*Material provided:*
....................
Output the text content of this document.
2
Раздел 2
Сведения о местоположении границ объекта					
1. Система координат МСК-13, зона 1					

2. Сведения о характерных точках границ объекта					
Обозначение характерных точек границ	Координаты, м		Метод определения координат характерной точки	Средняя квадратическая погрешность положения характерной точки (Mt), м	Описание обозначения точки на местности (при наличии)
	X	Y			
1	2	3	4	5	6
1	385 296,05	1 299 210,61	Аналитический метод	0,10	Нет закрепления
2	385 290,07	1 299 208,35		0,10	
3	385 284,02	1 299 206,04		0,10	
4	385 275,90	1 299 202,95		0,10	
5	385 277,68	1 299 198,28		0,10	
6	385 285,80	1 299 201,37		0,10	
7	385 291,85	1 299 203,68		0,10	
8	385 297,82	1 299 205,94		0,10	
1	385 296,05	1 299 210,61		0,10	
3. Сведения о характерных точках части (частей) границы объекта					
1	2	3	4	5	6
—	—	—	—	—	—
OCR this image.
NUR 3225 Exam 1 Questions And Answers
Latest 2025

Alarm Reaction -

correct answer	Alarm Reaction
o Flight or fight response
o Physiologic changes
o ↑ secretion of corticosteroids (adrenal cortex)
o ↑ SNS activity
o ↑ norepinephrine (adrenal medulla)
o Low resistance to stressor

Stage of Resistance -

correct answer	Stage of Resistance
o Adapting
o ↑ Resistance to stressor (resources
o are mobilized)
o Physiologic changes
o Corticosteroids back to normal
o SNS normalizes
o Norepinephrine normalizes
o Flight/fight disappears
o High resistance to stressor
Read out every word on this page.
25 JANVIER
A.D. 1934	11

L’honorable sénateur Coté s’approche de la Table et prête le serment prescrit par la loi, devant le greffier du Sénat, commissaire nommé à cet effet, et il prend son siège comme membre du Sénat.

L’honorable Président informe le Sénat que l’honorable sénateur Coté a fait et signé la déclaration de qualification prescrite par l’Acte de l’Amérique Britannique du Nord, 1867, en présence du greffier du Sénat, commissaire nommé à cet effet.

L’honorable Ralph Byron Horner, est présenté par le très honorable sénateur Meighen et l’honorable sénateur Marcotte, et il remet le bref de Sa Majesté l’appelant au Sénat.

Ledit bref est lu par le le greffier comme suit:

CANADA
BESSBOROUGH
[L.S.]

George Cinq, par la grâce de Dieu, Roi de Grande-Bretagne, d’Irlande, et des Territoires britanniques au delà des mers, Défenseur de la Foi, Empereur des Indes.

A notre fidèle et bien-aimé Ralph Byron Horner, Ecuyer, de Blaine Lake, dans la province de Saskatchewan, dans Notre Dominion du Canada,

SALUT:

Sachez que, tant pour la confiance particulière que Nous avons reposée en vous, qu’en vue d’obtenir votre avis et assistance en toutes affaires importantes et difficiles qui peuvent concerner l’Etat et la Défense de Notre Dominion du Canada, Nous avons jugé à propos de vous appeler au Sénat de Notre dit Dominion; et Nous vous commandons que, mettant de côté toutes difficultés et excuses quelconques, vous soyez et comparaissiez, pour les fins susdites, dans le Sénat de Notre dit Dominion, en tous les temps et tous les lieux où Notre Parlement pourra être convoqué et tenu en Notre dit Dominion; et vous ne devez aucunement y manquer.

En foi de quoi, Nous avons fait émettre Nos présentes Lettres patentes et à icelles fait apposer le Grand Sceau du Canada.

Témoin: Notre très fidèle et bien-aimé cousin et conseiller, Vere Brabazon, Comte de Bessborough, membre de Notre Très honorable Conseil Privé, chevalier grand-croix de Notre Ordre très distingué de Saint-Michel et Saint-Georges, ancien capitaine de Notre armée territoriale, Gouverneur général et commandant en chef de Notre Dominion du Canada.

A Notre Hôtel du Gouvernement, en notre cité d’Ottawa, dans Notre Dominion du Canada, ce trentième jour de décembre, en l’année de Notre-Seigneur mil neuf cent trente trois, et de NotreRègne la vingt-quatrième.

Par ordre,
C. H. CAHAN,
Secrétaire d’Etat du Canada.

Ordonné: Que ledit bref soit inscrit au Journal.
....................
Print the material above once more, exactly.

*Output of the task:*
Output the text content of this document.
2
Раздел 2
Сведения о местоположении границ объекта					
1. Система координат МСК-13, зона 1					

2. Сведения о характерных точках границ объекта					
Обозначение характерных точек границ	Координаты, м		Метод определения координат характерной точки	Средняя квадратическая погрешность положения характерной точки (Mt), м	Описание обозначения точки на местности (при наличии)
	X	Y			
1	2	3	4	5	6
1	385 296,05	1 299 210,61	Аналитический метод	0,10	Нет закрепления
2	385 290,07	1 299 208,35		0,10	
3	385 284,02	1 299 206,04		0,10	
4	385 275,90	1 299 202,95		0,10	
5	385 277,68	1 299 198,28		0,10	
6	385 285,80	1 299 201,37		0,10	
7	385 291,85	1 299 203,68		0,10	
8	385 297,82	1 299 205,94		0,10	
1	385 296,05	1 299 210,61		0,10	
3. Сведения о характерных точках части (частей) границы объекта					
1	2	3	4	5	6
—	—	—	—	—	—
OCR this image.
NUR 3225 Exam 1 Questions And Answers
Latest 2025

Alarm Reaction -

correct answer	Alarm Reaction
o Flight or fight response
o Physiologic changes
o ↑ secretion of corticosteroids (adrenal cortex)
o ↑ SNS activity
o ↑ norepinephrine (adrenal medulla)
o Low resistance to stressor

Stage of Resistance -

correct answer	Stage of Resistance
o Adapting
o ↑ Resistance to stressor (resources
o are mobilized)
o Physiologic changes
o Corticosteroids back to normal
o SNS normalizes
o Norepinephrine normalizes
o Flight/fight disappears
o High resistance to stressor
Read out every word on this page.
25 JANVIER
A.D. 1934	11

L’honorable sénateur Coté s’approche de la Table et prête le serment prescrit par la loi, devant le greffier du Sénat, commissaire nommé à cet effet, et il prend son siège comme membre du Sénat.

L’honorable Président informe le Sénat que l’honorable sénateur Coté a fait et signé la déclaration de qualification prescrite par l’Acte de l’Amérique Britannique du Nord, 1867, en présence du greffier du Sénat, commissaire nommé à cet effet.

L’honorable Ralph Byron Horner, est présenté par le très honorable sénateur Meighen et l’honorable sénateur Marcotte, et il remet le bref de Sa Majesté l’appelant au Sénat.

Ledit bref est lu par le le greffier comme suit:

CANADA
BESSBOROUGH
[L.S.]

George Cinq, par la grâce de Dieu, Roi de Grande-Bretagne, d’Irlande, et des Territoires britanniques au delà des mers, Défenseur de la Foi, Empereur des Indes.

A notre fidèle et bien-aimé Ralph Byron Horner, Ecuyer, de Blaine Lake, dans la province de Saskatchewan, dans Notre Dominion du Canada,

SALUT:

Sachez que, tant pour la confiance particulière que Nous avons reposée en vous, qu’en vue d’obtenir votre avis et assistance en toutes affaires importantes et difficiles qui peuvent concerner l’Etat et la Défense de Notre Dominion du Canada, Nous avons jugé à propos de vous appeler au Sénat de Notre dit Dominion; et Nous vous commandons que, mettant de côté toutes difficultés et excuses quelconques, vous soyez et comparaissiez, pour les fins susdites, dans le Sénat de Notre dit Dominion, en tous les temps et tous les lieux où Notre Parlement pourra être convoqué et tenu en Notre dit Dominion; et vous ne devez aucunement y manquer.

En foi de quoi, Nous avons fait émettre Nos présentes Lettres patentes et à icelles fait apposer le Grand Sceau du Canada.

Témoin: Notre très fidèle et bien-aimé cousin et conseiller, Vere Brabazon, Comte de Bessborough, membre de Notre Très honorable Conseil Privé, chevalier grand-croix de Notre Ordre très distingué de Saint-Michel et Saint-Georges, ancien capitaine de Notre armée territoriale, Gouverneur général et commandant en chef de Notre Dominion du Canada.

A Notre Hôtel du Gouvernement, en notre cité d’Ottawa, dans Notre Dominion du Canada, ce trentième jour de décembre, en l’année de Notre-Seigneur mil neuf cent trente trois, et de NotreRègne la vingt-quatrième.

Par ordre,
C. H. CAHAN,
Secrétaire d’Etat du Canada.

Ordonné: Que ledit bref soit inscrit au Journal.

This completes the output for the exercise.